# Dataset entries:
★ ★ ★ ★ ★ ★ ★

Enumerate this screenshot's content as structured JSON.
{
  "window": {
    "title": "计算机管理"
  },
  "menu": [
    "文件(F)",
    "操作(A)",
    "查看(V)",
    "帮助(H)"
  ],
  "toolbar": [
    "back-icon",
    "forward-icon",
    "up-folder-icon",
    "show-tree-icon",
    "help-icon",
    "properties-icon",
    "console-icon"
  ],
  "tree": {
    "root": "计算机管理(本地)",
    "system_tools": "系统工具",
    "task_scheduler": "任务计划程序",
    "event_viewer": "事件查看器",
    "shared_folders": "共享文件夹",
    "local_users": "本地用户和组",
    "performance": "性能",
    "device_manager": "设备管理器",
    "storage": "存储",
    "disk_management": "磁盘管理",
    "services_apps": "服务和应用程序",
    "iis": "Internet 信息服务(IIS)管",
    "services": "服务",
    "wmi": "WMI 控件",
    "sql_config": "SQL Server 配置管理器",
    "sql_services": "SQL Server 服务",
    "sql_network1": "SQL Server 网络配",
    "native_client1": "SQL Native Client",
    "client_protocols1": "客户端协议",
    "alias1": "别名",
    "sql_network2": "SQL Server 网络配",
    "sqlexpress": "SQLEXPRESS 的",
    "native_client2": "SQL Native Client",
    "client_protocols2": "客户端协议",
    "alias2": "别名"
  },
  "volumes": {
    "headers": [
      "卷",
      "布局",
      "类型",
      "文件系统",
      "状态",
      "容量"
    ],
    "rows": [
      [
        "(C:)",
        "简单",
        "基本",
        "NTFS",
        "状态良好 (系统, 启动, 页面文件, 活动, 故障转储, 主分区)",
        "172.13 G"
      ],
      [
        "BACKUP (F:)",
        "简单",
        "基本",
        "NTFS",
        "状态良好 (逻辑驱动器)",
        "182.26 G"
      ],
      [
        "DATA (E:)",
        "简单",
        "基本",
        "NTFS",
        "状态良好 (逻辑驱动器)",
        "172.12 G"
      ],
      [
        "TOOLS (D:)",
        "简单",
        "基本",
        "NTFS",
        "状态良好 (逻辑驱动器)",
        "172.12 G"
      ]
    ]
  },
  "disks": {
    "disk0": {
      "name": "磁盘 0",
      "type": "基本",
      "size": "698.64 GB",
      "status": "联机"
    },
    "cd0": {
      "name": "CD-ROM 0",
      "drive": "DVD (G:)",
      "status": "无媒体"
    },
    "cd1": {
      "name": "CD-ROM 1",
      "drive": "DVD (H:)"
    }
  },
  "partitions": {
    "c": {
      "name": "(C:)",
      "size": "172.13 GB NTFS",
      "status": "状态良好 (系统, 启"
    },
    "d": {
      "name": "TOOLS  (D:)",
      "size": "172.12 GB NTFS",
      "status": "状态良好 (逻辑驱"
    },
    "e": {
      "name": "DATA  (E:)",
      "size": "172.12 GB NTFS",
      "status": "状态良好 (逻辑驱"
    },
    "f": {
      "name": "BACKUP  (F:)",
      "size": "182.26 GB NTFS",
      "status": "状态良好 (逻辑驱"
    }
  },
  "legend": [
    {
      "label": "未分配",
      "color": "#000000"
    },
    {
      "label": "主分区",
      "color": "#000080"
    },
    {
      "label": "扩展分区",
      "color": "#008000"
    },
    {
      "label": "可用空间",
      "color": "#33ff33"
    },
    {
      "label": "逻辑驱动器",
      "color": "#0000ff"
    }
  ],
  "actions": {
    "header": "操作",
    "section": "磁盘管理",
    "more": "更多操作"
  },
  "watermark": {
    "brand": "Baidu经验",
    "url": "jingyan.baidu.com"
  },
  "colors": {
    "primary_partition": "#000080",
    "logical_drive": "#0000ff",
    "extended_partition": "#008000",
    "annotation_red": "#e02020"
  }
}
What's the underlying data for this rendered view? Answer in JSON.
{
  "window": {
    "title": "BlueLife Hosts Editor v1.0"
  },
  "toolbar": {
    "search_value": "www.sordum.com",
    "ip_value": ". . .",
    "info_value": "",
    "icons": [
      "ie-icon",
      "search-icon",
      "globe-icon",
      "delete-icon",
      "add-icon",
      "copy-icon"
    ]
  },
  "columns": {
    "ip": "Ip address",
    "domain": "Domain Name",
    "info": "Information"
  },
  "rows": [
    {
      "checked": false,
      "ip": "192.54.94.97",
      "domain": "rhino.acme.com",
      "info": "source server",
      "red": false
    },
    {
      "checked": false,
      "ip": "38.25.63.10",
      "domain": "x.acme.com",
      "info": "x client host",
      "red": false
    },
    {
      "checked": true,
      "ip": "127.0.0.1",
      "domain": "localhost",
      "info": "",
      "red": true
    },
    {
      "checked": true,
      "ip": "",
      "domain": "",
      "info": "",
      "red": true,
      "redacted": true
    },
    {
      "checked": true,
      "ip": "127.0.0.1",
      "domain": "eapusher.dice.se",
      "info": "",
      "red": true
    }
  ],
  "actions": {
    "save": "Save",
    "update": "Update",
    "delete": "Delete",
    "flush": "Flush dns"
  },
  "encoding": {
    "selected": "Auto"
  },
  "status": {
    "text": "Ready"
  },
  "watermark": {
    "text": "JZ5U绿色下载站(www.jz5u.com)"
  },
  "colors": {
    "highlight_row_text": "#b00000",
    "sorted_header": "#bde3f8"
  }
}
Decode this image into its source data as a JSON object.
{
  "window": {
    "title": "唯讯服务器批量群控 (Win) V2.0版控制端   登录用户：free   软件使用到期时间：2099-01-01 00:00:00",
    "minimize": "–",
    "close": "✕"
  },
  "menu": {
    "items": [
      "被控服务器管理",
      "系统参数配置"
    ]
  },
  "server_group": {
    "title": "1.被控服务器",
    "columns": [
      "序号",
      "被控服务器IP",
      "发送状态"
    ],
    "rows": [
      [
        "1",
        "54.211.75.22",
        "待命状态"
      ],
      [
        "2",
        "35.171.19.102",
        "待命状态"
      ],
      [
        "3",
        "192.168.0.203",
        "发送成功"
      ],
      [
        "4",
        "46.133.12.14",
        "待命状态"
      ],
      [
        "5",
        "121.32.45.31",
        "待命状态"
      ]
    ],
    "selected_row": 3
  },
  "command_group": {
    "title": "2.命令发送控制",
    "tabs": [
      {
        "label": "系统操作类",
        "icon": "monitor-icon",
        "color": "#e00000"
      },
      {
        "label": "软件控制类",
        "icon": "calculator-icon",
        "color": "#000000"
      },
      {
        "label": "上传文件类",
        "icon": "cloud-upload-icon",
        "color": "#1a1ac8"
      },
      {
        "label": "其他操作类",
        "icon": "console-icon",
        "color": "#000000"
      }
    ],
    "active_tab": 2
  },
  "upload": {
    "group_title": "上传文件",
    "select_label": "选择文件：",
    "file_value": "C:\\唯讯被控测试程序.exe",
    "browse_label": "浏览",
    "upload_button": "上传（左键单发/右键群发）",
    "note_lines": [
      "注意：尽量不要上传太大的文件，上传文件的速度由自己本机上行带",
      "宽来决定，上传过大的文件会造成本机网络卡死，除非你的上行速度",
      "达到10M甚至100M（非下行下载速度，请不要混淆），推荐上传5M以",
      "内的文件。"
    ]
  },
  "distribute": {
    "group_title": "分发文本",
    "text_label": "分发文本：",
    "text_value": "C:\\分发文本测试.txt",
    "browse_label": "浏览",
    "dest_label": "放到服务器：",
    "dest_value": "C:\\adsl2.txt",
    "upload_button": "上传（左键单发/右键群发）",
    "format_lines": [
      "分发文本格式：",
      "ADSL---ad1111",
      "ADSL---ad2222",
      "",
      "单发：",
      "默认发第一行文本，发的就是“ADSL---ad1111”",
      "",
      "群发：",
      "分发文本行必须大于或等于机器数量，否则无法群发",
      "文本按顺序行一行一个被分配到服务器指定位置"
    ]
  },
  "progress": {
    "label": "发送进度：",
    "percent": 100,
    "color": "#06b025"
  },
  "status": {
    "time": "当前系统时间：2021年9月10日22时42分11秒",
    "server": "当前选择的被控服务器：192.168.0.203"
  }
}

★ ★ ★ ★ ★ ★ ★

# Work to do:
Scan the listing above. Collect all lines with the word "source".

# Solution:
      "info": "source server",
Decode this image into its source data as a JSON object.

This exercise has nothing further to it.